TASK TO COMPLETE. Look through the records below and collect all lines that hold the string "Dollar".

STORED RECORDS.

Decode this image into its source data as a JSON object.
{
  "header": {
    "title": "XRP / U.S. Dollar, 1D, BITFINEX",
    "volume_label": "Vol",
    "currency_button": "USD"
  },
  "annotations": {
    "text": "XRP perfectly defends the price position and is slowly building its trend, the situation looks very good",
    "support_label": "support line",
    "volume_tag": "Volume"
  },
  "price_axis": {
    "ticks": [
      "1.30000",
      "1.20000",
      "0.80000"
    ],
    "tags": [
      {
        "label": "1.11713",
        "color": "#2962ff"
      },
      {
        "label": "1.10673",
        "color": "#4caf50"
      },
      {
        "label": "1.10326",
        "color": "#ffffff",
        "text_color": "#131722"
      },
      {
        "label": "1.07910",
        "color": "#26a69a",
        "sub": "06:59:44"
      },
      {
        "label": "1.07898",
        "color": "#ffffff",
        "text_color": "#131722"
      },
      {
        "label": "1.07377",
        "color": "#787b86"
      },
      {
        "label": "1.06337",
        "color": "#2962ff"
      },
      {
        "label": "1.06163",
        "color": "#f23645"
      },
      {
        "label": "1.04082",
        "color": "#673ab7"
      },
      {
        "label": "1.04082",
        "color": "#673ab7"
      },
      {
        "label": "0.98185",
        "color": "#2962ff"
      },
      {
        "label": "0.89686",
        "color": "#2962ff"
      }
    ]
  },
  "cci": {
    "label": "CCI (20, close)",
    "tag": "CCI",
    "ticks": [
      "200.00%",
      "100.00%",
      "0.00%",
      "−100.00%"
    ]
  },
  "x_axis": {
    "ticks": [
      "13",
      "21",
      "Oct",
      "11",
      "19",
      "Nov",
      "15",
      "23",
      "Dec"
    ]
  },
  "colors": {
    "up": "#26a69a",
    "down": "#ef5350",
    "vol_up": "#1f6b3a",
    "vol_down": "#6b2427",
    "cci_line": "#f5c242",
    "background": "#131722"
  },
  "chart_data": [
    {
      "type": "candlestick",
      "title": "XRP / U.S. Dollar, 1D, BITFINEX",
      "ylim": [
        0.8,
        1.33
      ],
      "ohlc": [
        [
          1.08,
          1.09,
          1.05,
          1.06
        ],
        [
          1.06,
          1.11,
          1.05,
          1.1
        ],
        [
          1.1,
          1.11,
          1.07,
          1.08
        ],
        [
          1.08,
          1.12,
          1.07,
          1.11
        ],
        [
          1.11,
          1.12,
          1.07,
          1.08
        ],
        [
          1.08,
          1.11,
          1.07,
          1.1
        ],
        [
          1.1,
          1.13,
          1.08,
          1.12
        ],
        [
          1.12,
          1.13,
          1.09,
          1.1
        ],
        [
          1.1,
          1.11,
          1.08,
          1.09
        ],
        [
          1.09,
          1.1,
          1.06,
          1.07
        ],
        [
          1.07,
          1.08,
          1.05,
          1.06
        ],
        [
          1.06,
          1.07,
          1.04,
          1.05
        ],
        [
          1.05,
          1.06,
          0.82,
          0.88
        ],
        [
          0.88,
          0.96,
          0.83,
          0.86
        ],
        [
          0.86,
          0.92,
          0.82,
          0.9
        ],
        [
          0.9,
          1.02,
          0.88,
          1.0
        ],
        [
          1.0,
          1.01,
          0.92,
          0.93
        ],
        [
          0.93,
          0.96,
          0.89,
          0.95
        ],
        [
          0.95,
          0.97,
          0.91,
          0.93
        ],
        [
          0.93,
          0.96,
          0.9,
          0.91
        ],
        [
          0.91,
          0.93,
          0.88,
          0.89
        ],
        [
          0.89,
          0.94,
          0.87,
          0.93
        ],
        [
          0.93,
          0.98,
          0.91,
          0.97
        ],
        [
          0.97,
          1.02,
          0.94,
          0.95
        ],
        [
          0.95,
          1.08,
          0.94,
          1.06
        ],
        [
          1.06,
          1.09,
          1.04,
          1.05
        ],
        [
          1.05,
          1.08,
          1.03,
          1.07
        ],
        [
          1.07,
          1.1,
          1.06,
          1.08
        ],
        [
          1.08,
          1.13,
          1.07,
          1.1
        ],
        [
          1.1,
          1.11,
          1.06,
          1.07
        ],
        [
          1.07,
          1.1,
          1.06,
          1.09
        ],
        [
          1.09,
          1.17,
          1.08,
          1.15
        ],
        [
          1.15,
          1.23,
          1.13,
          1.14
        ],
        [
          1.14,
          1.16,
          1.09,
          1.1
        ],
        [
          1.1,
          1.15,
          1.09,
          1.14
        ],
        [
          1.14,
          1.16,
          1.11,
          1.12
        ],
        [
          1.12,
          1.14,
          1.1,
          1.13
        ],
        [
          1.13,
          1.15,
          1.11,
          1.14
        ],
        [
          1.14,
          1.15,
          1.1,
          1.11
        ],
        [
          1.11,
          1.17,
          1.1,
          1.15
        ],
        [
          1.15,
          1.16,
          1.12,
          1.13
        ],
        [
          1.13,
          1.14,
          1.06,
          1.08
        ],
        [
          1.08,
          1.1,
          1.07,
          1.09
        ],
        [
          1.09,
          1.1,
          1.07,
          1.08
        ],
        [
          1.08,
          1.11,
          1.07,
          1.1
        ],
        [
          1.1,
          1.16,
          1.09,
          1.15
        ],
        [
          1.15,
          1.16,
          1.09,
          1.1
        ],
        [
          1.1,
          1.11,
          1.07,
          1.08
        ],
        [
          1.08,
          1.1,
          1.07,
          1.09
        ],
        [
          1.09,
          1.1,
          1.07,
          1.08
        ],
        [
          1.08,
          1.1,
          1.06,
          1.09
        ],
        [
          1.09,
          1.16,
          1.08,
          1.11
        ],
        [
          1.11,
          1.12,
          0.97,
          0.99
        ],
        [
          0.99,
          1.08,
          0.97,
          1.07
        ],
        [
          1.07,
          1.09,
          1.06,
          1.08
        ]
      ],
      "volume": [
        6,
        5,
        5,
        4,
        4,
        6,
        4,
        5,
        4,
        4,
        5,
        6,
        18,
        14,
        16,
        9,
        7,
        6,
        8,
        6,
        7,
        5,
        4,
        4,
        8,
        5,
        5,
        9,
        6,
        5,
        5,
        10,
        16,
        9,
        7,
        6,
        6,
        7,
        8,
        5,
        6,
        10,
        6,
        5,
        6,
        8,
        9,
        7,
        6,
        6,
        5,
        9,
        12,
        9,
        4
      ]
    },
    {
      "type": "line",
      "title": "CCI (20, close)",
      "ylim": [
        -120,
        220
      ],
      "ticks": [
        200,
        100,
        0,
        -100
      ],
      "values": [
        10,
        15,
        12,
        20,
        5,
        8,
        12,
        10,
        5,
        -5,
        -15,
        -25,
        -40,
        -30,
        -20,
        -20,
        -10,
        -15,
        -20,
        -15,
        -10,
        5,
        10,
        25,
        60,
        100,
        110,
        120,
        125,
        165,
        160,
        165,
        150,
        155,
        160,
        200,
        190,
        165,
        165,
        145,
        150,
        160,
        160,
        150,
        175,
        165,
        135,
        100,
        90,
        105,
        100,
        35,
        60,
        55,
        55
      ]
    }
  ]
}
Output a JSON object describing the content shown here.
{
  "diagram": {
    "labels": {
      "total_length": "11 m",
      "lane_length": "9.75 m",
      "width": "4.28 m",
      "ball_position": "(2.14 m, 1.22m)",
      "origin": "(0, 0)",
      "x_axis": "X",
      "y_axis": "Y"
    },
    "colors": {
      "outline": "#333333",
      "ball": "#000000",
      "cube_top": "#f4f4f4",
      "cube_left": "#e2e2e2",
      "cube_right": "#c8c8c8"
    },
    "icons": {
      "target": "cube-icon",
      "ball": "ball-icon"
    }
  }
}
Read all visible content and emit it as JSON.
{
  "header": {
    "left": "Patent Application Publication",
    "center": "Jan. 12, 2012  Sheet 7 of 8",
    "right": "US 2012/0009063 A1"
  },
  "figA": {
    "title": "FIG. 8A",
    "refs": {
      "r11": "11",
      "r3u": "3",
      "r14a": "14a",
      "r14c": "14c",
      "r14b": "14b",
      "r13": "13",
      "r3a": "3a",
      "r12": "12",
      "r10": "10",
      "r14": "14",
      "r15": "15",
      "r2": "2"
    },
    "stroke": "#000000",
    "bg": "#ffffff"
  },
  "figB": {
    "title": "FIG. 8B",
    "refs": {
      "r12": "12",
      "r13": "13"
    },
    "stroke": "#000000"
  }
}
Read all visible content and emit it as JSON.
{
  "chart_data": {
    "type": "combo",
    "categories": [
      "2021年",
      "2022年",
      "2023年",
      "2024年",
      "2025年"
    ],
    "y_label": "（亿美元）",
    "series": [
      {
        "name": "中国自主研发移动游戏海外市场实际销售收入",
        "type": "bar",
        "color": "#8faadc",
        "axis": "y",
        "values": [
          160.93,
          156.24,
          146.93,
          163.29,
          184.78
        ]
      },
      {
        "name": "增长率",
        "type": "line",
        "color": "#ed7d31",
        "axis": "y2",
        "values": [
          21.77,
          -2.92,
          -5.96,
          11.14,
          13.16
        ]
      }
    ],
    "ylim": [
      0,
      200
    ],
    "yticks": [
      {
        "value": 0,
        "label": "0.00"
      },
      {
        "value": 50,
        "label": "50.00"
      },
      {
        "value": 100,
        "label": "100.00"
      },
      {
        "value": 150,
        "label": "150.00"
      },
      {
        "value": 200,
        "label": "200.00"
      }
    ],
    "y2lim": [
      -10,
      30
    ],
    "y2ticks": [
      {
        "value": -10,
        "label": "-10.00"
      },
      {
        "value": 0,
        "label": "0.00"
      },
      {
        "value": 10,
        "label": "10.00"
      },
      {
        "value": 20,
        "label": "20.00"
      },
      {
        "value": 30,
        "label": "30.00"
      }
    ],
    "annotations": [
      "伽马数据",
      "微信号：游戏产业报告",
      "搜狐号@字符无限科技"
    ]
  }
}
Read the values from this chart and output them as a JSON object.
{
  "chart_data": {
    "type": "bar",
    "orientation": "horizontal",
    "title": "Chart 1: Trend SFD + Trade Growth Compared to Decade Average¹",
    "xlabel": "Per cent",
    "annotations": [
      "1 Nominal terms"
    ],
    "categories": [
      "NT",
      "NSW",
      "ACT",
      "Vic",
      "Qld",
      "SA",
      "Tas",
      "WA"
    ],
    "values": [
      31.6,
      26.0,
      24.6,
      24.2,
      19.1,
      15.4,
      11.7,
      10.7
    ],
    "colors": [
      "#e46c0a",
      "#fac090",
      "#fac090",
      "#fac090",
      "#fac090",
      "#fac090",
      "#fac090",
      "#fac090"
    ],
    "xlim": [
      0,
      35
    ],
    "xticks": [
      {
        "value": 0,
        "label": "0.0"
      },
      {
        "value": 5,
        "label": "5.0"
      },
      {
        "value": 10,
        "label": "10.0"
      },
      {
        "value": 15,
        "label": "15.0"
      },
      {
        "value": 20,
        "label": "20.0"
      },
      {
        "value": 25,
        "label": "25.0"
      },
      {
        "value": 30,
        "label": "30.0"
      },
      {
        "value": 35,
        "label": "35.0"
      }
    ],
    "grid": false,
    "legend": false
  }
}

FINAL RESULT.
    "title": "XRP / U.S. Dollar, 1D, BITFINEX",
      "title": "XRP / U.S. Dollar, 1D, BITFINEX",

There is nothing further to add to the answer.